Stored records:

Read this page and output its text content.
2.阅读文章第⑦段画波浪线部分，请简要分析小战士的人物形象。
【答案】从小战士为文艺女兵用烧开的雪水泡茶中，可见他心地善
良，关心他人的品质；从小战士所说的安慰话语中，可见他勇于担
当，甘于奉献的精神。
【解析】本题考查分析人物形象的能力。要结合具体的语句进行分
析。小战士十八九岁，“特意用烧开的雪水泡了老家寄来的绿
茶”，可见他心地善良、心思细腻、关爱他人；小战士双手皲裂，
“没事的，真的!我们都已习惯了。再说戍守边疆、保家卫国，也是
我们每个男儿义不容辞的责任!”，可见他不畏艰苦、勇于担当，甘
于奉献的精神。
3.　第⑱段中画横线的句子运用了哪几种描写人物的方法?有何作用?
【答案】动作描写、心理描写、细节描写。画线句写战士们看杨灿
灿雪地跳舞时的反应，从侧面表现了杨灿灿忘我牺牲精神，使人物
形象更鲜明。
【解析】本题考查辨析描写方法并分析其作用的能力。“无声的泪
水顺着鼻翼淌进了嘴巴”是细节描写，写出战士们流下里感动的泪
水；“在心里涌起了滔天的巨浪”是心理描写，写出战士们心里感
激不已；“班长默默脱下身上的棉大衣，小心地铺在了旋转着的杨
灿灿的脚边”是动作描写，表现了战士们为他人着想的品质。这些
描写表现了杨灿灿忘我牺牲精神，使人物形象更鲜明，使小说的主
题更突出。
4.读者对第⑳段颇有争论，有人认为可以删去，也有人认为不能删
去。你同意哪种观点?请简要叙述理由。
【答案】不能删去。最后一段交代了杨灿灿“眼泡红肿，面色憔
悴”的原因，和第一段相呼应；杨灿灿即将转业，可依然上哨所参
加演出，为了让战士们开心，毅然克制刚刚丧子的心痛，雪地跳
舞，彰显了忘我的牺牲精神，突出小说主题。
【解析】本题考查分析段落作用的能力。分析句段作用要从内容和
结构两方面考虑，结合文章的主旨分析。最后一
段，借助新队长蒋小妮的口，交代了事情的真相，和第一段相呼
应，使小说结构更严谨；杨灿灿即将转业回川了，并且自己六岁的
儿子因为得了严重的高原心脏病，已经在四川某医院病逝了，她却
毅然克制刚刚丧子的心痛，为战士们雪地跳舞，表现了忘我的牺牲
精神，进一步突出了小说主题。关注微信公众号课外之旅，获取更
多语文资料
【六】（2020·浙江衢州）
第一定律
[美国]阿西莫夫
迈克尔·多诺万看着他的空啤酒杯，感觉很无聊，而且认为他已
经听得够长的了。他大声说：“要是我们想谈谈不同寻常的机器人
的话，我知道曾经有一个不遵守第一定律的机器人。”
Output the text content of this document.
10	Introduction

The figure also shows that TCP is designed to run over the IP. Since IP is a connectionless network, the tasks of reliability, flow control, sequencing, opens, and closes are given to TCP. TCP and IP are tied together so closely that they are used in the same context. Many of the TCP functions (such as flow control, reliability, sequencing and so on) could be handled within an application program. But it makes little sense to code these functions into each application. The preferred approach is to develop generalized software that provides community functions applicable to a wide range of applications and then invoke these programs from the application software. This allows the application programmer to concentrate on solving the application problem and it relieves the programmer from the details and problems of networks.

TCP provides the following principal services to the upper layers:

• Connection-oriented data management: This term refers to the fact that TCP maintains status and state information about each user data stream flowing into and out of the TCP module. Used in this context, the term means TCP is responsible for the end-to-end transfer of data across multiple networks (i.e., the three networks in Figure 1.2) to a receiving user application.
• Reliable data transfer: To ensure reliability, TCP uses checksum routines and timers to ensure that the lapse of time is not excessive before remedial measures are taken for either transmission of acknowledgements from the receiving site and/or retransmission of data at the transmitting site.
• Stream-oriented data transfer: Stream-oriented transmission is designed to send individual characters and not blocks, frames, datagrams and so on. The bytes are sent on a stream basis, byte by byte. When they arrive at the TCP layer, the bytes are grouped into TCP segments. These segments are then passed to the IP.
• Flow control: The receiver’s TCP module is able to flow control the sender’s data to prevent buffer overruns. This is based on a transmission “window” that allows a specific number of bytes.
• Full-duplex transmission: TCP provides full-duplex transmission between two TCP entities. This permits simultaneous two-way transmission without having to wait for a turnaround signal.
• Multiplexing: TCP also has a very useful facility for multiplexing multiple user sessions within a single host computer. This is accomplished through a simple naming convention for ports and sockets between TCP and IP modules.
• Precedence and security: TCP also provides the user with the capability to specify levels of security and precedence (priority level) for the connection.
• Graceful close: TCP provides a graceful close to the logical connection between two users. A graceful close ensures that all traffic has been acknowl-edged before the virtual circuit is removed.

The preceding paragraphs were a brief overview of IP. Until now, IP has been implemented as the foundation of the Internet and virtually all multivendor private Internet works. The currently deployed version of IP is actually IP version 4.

Problem to solve:
Copy every line of the material, please, keeping it exactly the same.

Solution below:
Read this page and output its text content.
2.阅读文章第⑦段画波浪线部分，请简要分析小战士的人物形象。
【答案】从小战士为文艺女兵用烧开的雪水泡茶中，可见他心地善
良，关心他人的品质；从小战士所说的安慰话语中，可见他勇于担
当，甘于奉献的精神。
【解析】本题考查分析人物形象的能力。要结合具体的语句进行分
析。小战士十八九岁，“特意用烧开的雪水泡了老家寄来的绿
茶”，可见他心地善良、心思细腻、关爱他人；小战士双手皲裂，
“没事的，真的!我们都已习惯了。再说戍守边疆、保家卫国，也是
我们每个男儿义不容辞的责任!”，可见他不畏艰苦、勇于担当，甘
于奉献的精神。
3.　第⑱段中画横线的句子运用了哪几种描写人物的方法?有何作用?
【答案】动作描写、心理描写、细节描写。画线句写战士们看杨灿
灿雪地跳舞时的反应，从侧面表现了杨灿灿忘我牺牲精神，使人物
形象更鲜明。
【解析】本题考查辨析描写方法并分析其作用的能力。“无声的泪
水顺着鼻翼淌进了嘴巴”是细节描写，写出战士们流下里感动的泪
水；“在心里涌起了滔天的巨浪”是心理描写，写出战士们心里感
激不已；“班长默默脱下身上的棉大衣，小心地铺在了旋转着的杨
灿灿的脚边”是动作描写，表现了战士们为他人着想的品质。这些
描写表现了杨灿灿忘我牺牲精神，使人物形象更鲜明，使小说的主
题更突出。
4.读者对第⑳段颇有争论，有人认为可以删去，也有人认为不能删
去。你同意哪种观点?请简要叙述理由。
【答案】不能删去。最后一段交代了杨灿灿“眼泡红肿，面色憔
悴”的原因，和第一段相呼应；杨灿灿即将转业，可依然上哨所参
加演出，为了让战士们开心，毅然克制刚刚丧子的心痛，雪地跳
舞，彰显了忘我的牺牲精神，突出小说主题。
【解析】本题考查分析段落作用的能力。分析句段作用要从内容和
结构两方面考虑，结合文章的主旨分析。最后一
段，借助新队长蒋小妮的口，交代了事情的真相，和第一段相呼
应，使小说结构更严谨；杨灿灿即将转业回川了，并且自己六岁的
儿子因为得了严重的高原心脏病，已经在四川某医院病逝了，她却
毅然克制刚刚丧子的心痛，为战士们雪地跳舞，表现了忘我的牺牲
精神，进一步突出了小说主题。关注微信公众号课外之旅，获取更
多语文资料
【六】（2020·浙江衢州）
第一定律
[美国]阿西莫夫
迈克尔·多诺万看着他的空啤酒杯，感觉很无聊，而且认为他已
经听得够长的了。他大声说：“要是我们想谈谈不同寻常的机器人
的话，我知道曾经有一个不遵守第一定律的机器人。”
Output the text content of this document.
10	Introduction

The figure also shows that TCP is designed to run over the IP. Since IP is a connectionless network, the tasks of reliability, flow control, sequencing, opens, and closes are given to TCP. TCP and IP are tied together so closely that they are used in the same context. Many of the TCP functions (such as flow control, reliability, sequencing and so on) could be handled within an application program. But it makes little sense to code these functions into each application. The preferred approach is to develop generalized software that provides community functions applicable to a wide range of applications and then invoke these programs from the application software. This allows the application programmer to concentrate on solving the application problem and it relieves the programmer from the details and problems of networks.

TCP provides the following principal services to the upper layers:

• Connection-oriented data management: This term refers to the fact that TCP maintains status and state information about each user data stream flowing into and out of the TCP module. Used in this context, the term means TCP is responsible for the end-to-end transfer of data across multiple networks (i.e., the three networks in Figure 1.2) to a receiving user application.
• Reliable data transfer: To ensure reliability, TCP uses checksum routines and timers to ensure that the lapse of time is not excessive before remedial measures are taken for either transmission of acknowledgements from the receiving site and/or retransmission of data at the transmitting site.
• Stream-oriented data transfer: Stream-oriented transmission is designed to send individual characters and not blocks, frames, datagrams and so on. The bytes are sent on a stream basis, byte by byte. When they arrive at the TCP layer, the bytes are grouped into TCP segments. These segments are then passed to the IP.
• Flow control: The receiver’s TCP module is able to flow control the sender’s data to prevent buffer overruns. This is based on a transmission “window” that allows a specific number of bytes.
• Full-duplex transmission: TCP provides full-duplex transmission between two TCP entities. This permits simultaneous two-way transmission without having to wait for a turnaround signal.
• Multiplexing: TCP also has a very useful facility for multiplexing multiple user sessions within a single host computer. This is accomplished through a simple naming convention for ports and sockets between TCP and IP modules.
• Precedence and security: TCP also provides the user with the capability to specify levels of security and precedence (priority level) for the connection.
• Graceful close: TCP provides a graceful close to the logical connection between two users. A graceful close ensures that all traffic has been acknowl-edged before the virtual circuit is removed.

The preceding paragraphs were a brief overview of IP. Until now, IP has been implemented as the foundation of the Internet and virtually all multivendor private Internet works. The currently deployed version of IP is actually IP version 4.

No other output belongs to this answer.